EXERCISE BRIEF
In the listing below, find every line containing "from" and copy it out.
####
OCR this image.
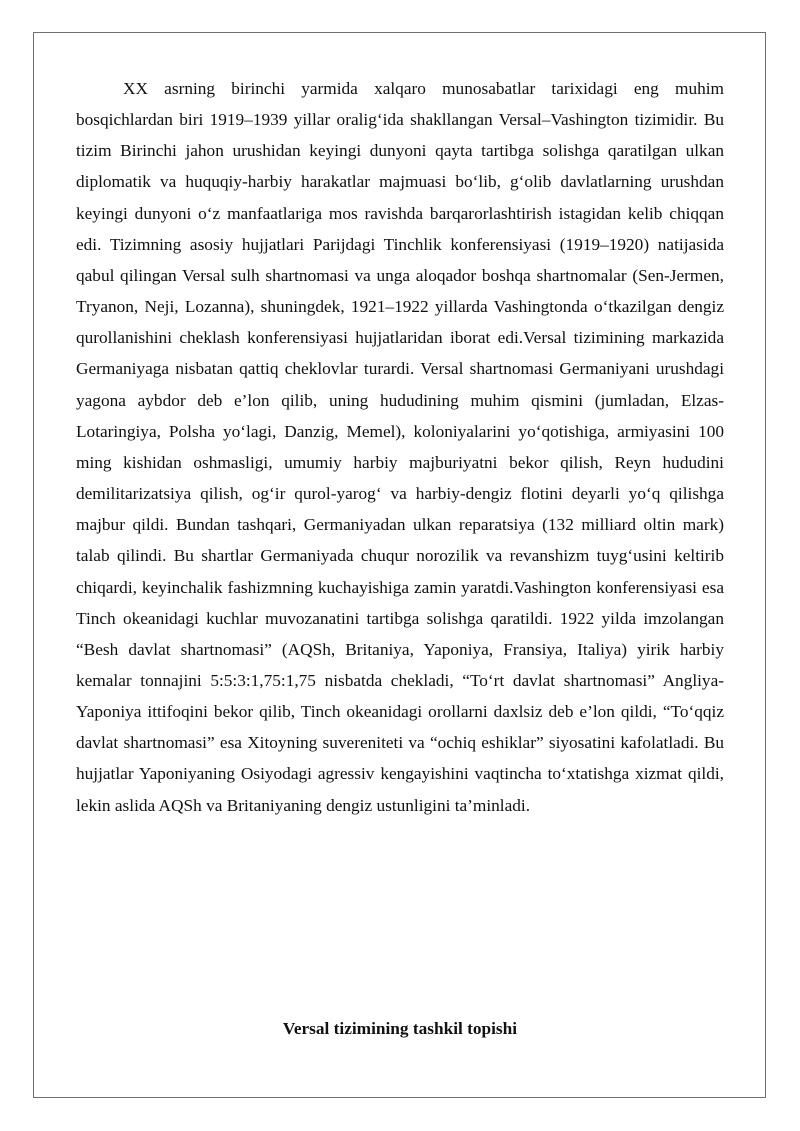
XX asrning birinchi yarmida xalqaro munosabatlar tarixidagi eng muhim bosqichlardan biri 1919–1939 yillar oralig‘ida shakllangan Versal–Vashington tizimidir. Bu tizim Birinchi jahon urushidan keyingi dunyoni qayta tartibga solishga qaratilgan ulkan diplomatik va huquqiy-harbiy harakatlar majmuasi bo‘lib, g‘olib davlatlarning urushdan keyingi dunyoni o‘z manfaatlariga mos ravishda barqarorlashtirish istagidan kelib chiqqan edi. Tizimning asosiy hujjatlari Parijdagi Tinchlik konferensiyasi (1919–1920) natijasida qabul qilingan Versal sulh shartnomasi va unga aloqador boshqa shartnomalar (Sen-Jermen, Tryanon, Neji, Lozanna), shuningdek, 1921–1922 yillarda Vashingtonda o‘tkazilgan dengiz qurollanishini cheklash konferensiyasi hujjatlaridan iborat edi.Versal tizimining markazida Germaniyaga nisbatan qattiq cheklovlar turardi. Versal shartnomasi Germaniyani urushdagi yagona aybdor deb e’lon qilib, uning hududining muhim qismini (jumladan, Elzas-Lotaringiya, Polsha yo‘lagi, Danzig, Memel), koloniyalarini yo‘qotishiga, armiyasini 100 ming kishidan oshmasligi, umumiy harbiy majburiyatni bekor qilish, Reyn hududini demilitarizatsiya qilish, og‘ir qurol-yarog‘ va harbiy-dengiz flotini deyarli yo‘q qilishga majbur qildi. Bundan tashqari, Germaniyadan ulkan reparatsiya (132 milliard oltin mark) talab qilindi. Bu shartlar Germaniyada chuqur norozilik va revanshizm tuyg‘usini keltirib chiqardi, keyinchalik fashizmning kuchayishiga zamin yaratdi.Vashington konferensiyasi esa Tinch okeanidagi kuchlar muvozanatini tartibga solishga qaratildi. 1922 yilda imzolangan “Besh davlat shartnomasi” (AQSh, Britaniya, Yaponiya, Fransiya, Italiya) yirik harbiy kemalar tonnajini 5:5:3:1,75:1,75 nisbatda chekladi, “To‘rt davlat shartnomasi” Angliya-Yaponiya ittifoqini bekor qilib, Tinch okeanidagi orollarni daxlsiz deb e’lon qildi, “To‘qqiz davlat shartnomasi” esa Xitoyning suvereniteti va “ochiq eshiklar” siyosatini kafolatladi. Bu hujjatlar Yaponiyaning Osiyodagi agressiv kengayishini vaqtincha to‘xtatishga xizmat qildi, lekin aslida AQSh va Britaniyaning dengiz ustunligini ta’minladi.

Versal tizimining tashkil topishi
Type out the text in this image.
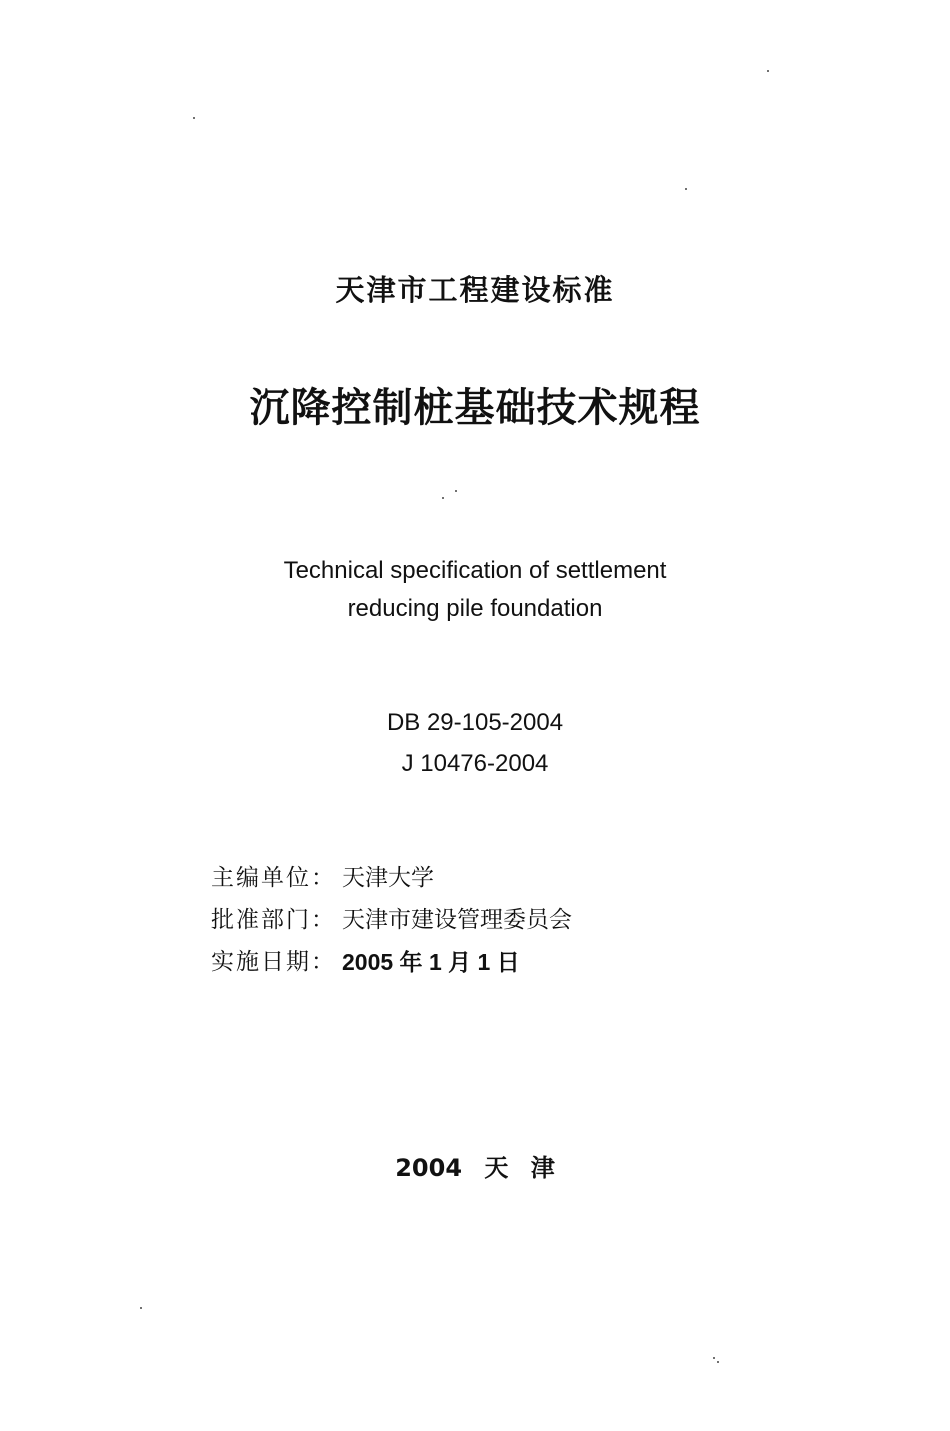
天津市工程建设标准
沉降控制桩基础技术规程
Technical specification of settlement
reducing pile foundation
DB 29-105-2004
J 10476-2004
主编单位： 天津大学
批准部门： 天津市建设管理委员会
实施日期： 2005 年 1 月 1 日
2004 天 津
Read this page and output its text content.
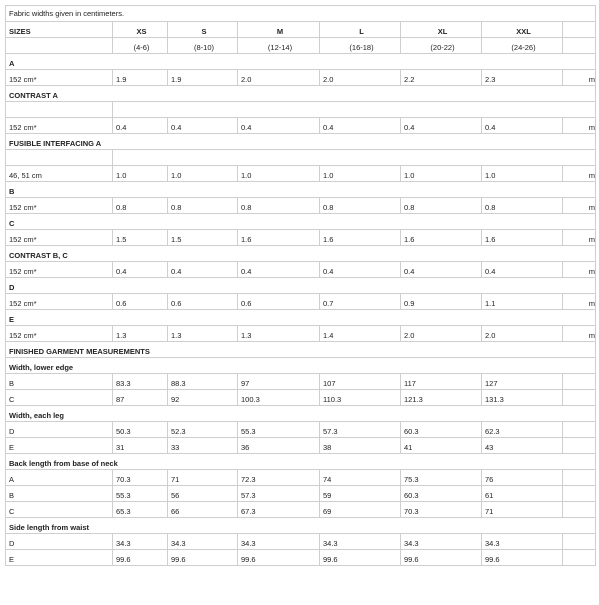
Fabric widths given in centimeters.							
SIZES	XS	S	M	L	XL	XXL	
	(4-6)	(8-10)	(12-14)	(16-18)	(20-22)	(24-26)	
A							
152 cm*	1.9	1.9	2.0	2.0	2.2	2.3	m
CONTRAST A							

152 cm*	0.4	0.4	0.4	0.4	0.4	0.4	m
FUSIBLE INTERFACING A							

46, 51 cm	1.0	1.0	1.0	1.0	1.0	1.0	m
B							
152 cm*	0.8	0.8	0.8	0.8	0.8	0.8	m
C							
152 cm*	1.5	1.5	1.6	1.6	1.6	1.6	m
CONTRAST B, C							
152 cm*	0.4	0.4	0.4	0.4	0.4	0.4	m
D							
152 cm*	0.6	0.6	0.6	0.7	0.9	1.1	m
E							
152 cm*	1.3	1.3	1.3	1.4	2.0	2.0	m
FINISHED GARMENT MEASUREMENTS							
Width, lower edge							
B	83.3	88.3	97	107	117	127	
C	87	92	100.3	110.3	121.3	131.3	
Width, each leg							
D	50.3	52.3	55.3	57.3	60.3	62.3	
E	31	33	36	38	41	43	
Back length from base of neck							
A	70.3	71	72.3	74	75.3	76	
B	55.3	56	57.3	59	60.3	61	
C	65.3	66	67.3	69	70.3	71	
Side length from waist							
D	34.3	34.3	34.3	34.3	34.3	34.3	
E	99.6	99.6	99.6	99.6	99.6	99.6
####
WRITTEN SOLUTION
Back length from base of neck							
Side length from waist							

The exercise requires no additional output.